[Problem description]
Wherever the word "icon" appears in a line, extract that line.

++++ Given data ++++

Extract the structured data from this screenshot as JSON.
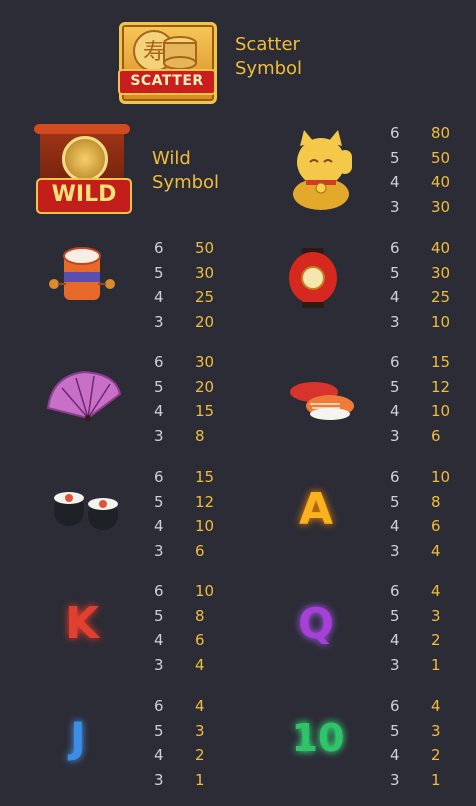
{
  "scatter": {
    "ribbon": "SCATTER",
    "label_line1": "Scatter",
    "label_line2": "Symbol"
  },
  "wild": {
    "ribbon": "WILD",
    "label_line1": "Wild",
    "label_line2": "Symbol"
  },
  "symbols": [
    {
      "icon": "lucky-cat-icon",
      "pays": [
        {
          "count": "6",
          "value": "80"
        },
        {
          "count": "5",
          "value": "50"
        },
        {
          "count": "4",
          "value": "40"
        },
        {
          "count": "3",
          "value": "30"
        }
      ]
    },
    {
      "icon": "drum-icon",
      "pays": [
        {
          "count": "6",
          "value": "50"
        },
        {
          "count": "5",
          "value": "30"
        },
        {
          "count": "4",
          "value": "25"
        },
        {
          "count": "3",
          "value": "20"
        }
      ]
    },
    {
      "icon": "lantern-icon",
      "pays": [
        {
          "count": "6",
          "value": "40"
        },
        {
          "count": "5",
          "value": "30"
        },
        {
          "count": "4",
          "value": "25"
        },
        {
          "count": "3",
          "value": "10"
        }
      ]
    },
    {
      "icon": "fan-icon",
      "pays": [
        {
          "count": "6",
          "value": "30"
        },
        {
          "count": "5",
          "value": "20"
        },
        {
          "count": "4",
          "value": "15"
        },
        {
          "count": "3",
          "value": "8"
        }
      ]
    },
    {
      "icon": "sushi-nigiri-icon",
      "pays": [
        {
          "count": "6",
          "value": "15"
        },
        {
          "count": "5",
          "value": "12"
        },
        {
          "count": "4",
          "value": "10"
        },
        {
          "count": "3",
          "value": "6"
        }
      ]
    },
    {
      "icon": "sushi-roll-icon",
      "pays": [
        {
          "count": "6",
          "value": "15"
        },
        {
          "count": "5",
          "value": "12"
        },
        {
          "count": "4",
          "value": "10"
        },
        {
          "count": "3",
          "value": "6"
        }
      ]
    },
    {
      "icon": "letter-a-icon",
      "pays": [
        {
          "count": "6",
          "value": "10"
        },
        {
          "count": "5",
          "value": "8"
        },
        {
          "count": "4",
          "value": "6"
        },
        {
          "count": "3",
          "value": "4"
        }
      ]
    },
    {
      "icon": "letter-k-icon",
      "pays": [
        {
          "count": "6",
          "value": "10"
        },
        {
          "count": "5",
          "value": "8"
        },
        {
          "count": "4",
          "value": "6"
        },
        {
          "count": "3",
          "value": "4"
        }
      ]
    },
    {
      "icon": "letter-q-icon",
      "pays": [
        {
          "count": "6",
          "value": "4"
        },
        {
          "count": "5",
          "value": "3"
        },
        {
          "count": "4",
          "value": "2"
        },
        {
          "count": "3",
          "value": "1"
        }
      ]
    },
    {
      "icon": "letter-j-icon",
      "pays": [
        {
          "count": "6",
          "value": "4"
        },
        {
          "count": "5",
          "value": "3"
        },
        {
          "count": "4",
          "value": "2"
        },
        {
          "count": "3",
          "value": "1"
        }
      ]
    },
    {
      "icon": "number-10-icon",
      "pays": [
        {
          "count": "6",
          "value": "4"
        },
        {
          "count": "5",
          "value": "3"
        },
        {
          "count": "4",
          "value": "2"
        },
        {
          "count": "3",
          "value": "1"
        }
      ]
    }
  ],
  "letters": {
    "a": "A",
    "k": "K",
    "q": "Q",
    "j": "J",
    "ten": "10"
  },
  "colors": {
    "background": "#2c2c36",
    "gold": "#f0be3c",
    "count": "#d0d0d8"
  }
}
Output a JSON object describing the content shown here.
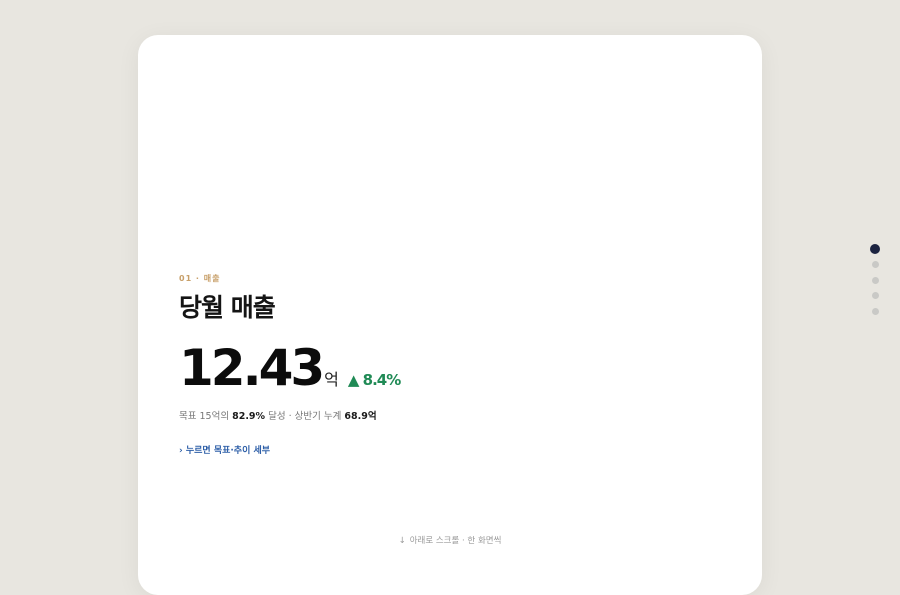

++++

[Answer to this task]
      "icon": "lucky-cat-icon",
      "icon": "drum-icon",
      "icon": "lantern-icon",
      "icon": "fan-icon",
      "icon": "sushi-nigiri-icon",
      "icon": "sushi-roll-icon",
      "icon": "letter-a-icon",
      "icon": "letter-k-icon",
      "icon": "letter-q-icon",
      "icon": "letter-j-icon",
      "icon": "number-10-icon",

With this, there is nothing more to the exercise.